[Raw records]
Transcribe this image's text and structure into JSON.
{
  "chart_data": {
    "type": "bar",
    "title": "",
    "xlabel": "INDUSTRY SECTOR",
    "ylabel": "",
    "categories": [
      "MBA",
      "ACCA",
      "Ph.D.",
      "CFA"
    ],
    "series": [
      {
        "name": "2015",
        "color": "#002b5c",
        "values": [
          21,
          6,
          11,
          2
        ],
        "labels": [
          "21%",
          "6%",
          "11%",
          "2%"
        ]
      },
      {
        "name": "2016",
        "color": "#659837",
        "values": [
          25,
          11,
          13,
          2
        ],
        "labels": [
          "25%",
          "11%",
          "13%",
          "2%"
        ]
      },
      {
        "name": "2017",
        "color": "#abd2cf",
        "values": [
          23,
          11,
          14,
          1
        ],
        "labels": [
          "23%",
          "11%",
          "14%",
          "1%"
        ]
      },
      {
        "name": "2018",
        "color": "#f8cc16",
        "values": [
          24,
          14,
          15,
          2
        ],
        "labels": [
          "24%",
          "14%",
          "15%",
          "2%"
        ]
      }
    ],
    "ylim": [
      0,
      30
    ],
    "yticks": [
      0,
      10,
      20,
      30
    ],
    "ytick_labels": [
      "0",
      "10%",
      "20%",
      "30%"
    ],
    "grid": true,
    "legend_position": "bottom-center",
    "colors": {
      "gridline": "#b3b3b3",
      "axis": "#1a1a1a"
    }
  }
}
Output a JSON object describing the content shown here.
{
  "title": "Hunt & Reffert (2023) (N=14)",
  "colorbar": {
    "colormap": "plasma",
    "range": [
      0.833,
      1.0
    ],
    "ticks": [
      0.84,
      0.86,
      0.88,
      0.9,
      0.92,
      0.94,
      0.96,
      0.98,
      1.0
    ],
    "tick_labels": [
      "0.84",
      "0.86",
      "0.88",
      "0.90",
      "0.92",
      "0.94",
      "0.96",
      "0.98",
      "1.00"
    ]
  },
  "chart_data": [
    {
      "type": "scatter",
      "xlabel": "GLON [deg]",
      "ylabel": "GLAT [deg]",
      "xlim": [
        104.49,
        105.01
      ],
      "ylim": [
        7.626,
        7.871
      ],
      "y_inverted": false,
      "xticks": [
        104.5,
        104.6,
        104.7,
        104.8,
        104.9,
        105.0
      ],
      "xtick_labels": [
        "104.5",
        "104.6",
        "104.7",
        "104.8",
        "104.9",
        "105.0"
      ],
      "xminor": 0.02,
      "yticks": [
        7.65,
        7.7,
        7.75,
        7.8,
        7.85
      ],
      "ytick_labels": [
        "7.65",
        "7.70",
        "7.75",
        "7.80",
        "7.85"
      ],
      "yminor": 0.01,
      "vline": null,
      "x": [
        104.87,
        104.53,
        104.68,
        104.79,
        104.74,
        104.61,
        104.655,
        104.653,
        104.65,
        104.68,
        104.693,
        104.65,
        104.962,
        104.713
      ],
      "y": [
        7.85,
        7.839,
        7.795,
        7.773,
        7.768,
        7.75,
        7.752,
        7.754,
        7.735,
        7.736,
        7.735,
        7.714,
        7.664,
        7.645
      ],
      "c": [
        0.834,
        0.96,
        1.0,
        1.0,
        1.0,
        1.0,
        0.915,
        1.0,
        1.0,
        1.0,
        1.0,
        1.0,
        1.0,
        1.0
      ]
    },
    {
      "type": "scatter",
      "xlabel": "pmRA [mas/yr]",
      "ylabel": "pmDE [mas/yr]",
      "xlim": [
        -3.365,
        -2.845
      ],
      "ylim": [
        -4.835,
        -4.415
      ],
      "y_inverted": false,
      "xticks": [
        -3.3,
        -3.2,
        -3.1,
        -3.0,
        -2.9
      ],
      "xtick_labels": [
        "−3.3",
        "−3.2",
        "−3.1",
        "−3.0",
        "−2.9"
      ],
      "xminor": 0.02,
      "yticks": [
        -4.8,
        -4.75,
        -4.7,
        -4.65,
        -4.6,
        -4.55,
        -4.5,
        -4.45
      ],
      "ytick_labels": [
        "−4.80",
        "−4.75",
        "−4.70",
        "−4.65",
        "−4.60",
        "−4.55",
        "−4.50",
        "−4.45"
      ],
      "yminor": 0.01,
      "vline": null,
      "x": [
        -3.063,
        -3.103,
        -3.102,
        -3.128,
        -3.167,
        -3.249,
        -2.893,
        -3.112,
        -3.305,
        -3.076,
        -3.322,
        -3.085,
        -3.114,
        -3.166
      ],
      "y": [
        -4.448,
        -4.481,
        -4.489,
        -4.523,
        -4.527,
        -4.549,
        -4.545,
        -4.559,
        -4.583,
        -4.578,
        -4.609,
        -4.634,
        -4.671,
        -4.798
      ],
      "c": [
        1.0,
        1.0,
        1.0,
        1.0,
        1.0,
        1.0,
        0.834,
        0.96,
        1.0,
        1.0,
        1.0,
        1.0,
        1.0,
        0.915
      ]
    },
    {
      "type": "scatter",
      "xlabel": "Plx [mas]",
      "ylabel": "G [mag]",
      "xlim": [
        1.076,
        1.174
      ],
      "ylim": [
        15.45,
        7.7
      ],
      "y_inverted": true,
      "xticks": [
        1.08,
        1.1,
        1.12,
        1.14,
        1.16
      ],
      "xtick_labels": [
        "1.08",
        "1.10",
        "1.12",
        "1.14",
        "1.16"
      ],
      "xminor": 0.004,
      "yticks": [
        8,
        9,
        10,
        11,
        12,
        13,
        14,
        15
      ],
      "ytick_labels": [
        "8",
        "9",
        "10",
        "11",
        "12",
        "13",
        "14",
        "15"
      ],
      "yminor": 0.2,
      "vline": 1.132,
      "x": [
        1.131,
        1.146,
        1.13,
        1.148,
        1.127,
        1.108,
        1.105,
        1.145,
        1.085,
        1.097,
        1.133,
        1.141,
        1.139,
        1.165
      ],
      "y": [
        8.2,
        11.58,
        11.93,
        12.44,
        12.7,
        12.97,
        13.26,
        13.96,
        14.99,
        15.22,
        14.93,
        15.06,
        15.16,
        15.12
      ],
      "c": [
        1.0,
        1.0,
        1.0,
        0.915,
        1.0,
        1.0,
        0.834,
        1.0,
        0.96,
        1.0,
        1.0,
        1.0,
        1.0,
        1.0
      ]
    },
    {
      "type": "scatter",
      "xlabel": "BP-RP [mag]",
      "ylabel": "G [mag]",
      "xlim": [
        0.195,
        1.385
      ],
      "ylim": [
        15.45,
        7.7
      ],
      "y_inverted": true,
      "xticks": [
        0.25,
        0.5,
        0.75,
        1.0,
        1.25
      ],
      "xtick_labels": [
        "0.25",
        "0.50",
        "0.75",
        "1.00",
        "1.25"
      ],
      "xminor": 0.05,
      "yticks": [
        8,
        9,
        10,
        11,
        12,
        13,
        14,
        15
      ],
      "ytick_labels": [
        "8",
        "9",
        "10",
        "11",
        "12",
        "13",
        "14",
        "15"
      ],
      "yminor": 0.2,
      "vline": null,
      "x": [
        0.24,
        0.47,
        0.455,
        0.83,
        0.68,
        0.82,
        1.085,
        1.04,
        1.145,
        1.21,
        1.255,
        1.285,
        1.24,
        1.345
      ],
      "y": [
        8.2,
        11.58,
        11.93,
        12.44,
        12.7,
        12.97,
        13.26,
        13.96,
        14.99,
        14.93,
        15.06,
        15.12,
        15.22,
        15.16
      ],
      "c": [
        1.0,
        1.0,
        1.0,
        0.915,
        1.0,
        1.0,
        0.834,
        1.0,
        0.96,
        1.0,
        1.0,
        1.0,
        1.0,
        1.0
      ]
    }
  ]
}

What needs to be done: Write out the full listing exactly as given.

Full solution:
Transcribe this image's text and structure into JSON.
{
  "chart_data": {
    "type": "bar",
    "title": "",
    "xlabel": "INDUSTRY SECTOR",
    "ylabel": "",
    "categories": [
      "MBA",
      "ACCA",
      "Ph.D.",
      "CFA"
    ],
    "series": [
      {
        "name": "2015",
        "color": "#002b5c",
        "values": [
          21,
          6,
          11,
          2
        ],
        "labels": [
          "21%",
          "6%",
          "11%",
          "2%"
        ]
      },
      {
        "name": "2016",
        "color": "#659837",
        "values": [
          25,
          11,
          13,
          2
        ],
        "labels": [
          "25%",
          "11%",
          "13%",
          "2%"
        ]
      },
      {
        "name": "2017",
        "color": "#abd2cf",
        "values": [
          23,
          11,
          14,
          1
        ],
        "labels": [
          "23%",
          "11%",
          "14%",
          "1%"
        ]
      },
      {
        "name": "2018",
        "color": "#f8cc16",
        "values": [
          24,
          14,
          15,
          2
        ],
        "labels": [
          "24%",
          "14%",
          "15%",
          "2%"
        ]
      }
    ],
    "ylim": [
      0,
      30
    ],
    "yticks": [
      0,
      10,
      20,
      30
    ],
    "ytick_labels": [
      "0",
      "10%",
      "20%",
      "30%"
    ],
    "grid": true,
    "legend_position": "bottom-center",
    "colors": {
      "gridline": "#b3b3b3",
      "axis": "#1a1a1a"
    }
  }
}
Output a JSON object describing the content shown here.
{
  "title": "Hunt & Reffert (2023) (N=14)",
  "colorbar": {
    "colormap": "plasma",
    "range": [
      0.833,
      1.0
    ],
    "ticks": [
      0.84,
      0.86,
      0.88,
      0.9,
      0.92,
      0.94,
      0.96,
      0.98,
      1.0
    ],
    "tick_labels": [
      "0.84",
      "0.86",
      "0.88",
      "0.90",
      "0.92",
      "0.94",
      "0.96",
      "0.98",
      "1.00"
    ]
  },
  "chart_data": [
    {
      "type": "scatter",
      "xlabel": "GLON [deg]",
      "ylabel": "GLAT [deg]",
      "xlim": [
        104.49,
        105.01
      ],
      "ylim": [
        7.626,
        7.871
      ],
      "y_inverted": false,
      "xticks": [
        104.5,
        104.6,
        104.7,
        104.8,
        104.9,
        105.0
      ],
      "xtick_labels": [
        "104.5",
        "104.6",
        "104.7",
        "104.8",
        "104.9",
        "105.0"
      ],
      "xminor": 0.02,
      "yticks": [
        7.65,
        7.7,
        7.75,
        7.8,
        7.85
      ],
      "ytick_labels": [
        "7.65",
        "7.70",
        "7.75",
        "7.80",
        "7.85"
      ],
      "yminor": 0.01,
      "vline": null,
      "x": [
        104.87,
        104.53,
        104.68,
        104.79,
        104.74,
        104.61,
        104.655,
        104.653,
        104.65,
        104.68,
        104.693,
        104.65,
        104.962,
        104.713
      ],
      "y": [
        7.85,
        7.839,
        7.795,
        7.773,
        7.768,
        7.75,
        7.752,
        7.754,
        7.735,
        7.736,
        7.735,
        7.714,
        7.664,
        7.645
      ],
      "c": [
        0.834,
        0.96,
        1.0,
        1.0,
        1.0,
        1.0,
        0.915,
        1.0,
        1.0,
        1.0,
        1.0,
        1.0,
        1.0,
        1.0
      ]
    },
    {
      "type": "scatter",
      "xlabel": "pmRA [mas/yr]",
      "ylabel": "pmDE [mas/yr]",
      "xlim": [
        -3.365,
        -2.845
      ],
      "ylim": [
        -4.835,
        -4.415
      ],
      "y_inverted": false,
      "xticks": [
        -3.3,
        -3.2,
        -3.1,
        -3.0,
        -2.9
      ],
      "xtick_labels": [
        "−3.3",
        "−3.2",
        "−3.1",
        "−3.0",
        "−2.9"
      ],
      "xminor": 0.02,
      "yticks": [
        -4.8,
        -4.75,
        -4.7,
        -4.65,
        -4.6,
        -4.55,
        -4.5,
        -4.45
      ],
      "ytick_labels": [
        "−4.80",
        "−4.75",
        "−4.70",
        "−4.65",
        "−4.60",
        "−4.55",
        "−4.50",
        "−4.45"
      ],
      "yminor": 0.01,
      "vline": null,
      "x": [
        -3.063,
        -3.103,
        -3.102,
        -3.128,
        -3.167,
        -3.249,
        -2.893,
        -3.112,
        -3.305,
        -3.076,
        -3.322,
        -3.085,
        -3.114,
        -3.166
      ],
      "y": [
        -4.448,
        -4.481,
        -4.489,
        -4.523,
        -4.527,
        -4.549,
        -4.545,
        -4.559,
        -4.583,
        -4.578,
        -4.609,
        -4.634,
        -4.671,
        -4.798
      ],
      "c": [
        1.0,
        1.0,
        1.0,
        1.0,
        1.0,
        1.0,
        0.834,
        0.96,
        1.0,
        1.0,
        1.0,
        1.0,
        1.0,
        0.915
      ]
    },
    {
      "type": "scatter",
      "xlabel": "Plx [mas]",
      "ylabel": "G [mag]",
      "xlim": [
        1.076,
        1.174
      ],
      "ylim": [
        15.45,
        7.7
      ],
      "y_inverted": true,
      "xticks": [
        1.08,
        1.1,
        1.12,
        1.14,
        1.16
      ],
      "xtick_labels": [
        "1.08",
        "1.10",
        "1.12",
        "1.14",
        "1.16"
      ],
      "xminor": 0.004,
      "yticks": [
        8,
        9,
        10,
        11,
        12,
        13,
        14,
        15
      ],
      "ytick_labels": [
        "8",
        "9",
        "10",
        "11",
        "12",
        "13",
        "14",
        "15"
      ],
      "yminor": 0.2,
      "vline": 1.132,
      "x": [
        1.131,
        1.146,
        1.13,
        1.148,
        1.127,
        1.108,
        1.105,
        1.145,
        1.085,
        1.097,
        1.133,
        1.141,
        1.139,
        1.165
      ],
      "y": [
        8.2,
        11.58,
        11.93,
        12.44,
        12.7,
        12.97,
        13.26,
        13.96,
        14.99,
        15.22,
        14.93,
        15.06,
        15.16,
        15.12
      ],
      "c": [
        1.0,
        1.0,
        1.0,
        0.915,
        1.0,
        1.0,
        0.834,
        1.0,
        0.96,
        1.0,
        1.0,
        1.0,
        1.0,
        1.0
      ]
    },
    {
      "type": "scatter",
      "xlabel": "BP-RP [mag]",
      "ylabel": "G [mag]",
      "xlim": [
        0.195,
        1.385
      ],
      "ylim": [
        15.45,
        7.7
      ],
      "y_inverted": true,
      "xticks": [
        0.25,
        0.5,
        0.75,
        1.0,
        1.25
      ],
      "xtick_labels": [
        "0.25",
        "0.50",
        "0.75",
        "1.00",
        "1.25"
      ],
      "xminor": 0.05,
      "yticks": [
        8,
        9,
        10,
        11,
        12,
        13,
        14,
        15
      ],
      "ytick_labels": [
        "8",
        "9",
        "10",
        "11",
        "12",
        "13",
        "14",
        "15"
      ],
      "yminor": 0.2,
      "vline": null,
      "x": [
        0.24,
        0.47,
        0.455,
        0.83,
        0.68,
        0.82,
        1.085,
        1.04,
        1.145,
        1.21,
        1.255,
        1.285,
        1.24,
        1.345
      ],
      "y": [
        8.2,
        11.58,
        11.93,
        12.44,
        12.7,
        12.97,
        13.26,
        13.96,
        14.99,
        14.93,
        15.06,
        15.12,
        15.22,
        15.16
      ],
      "c": [
        1.0,
        1.0,
        1.0,
        0.915,
        1.0,
        1.0,
        0.834,
        1.0,
        0.96,
        1.0,
        1.0,
        1.0,
        1.0,
        1.0
      ]
    }
  ]
}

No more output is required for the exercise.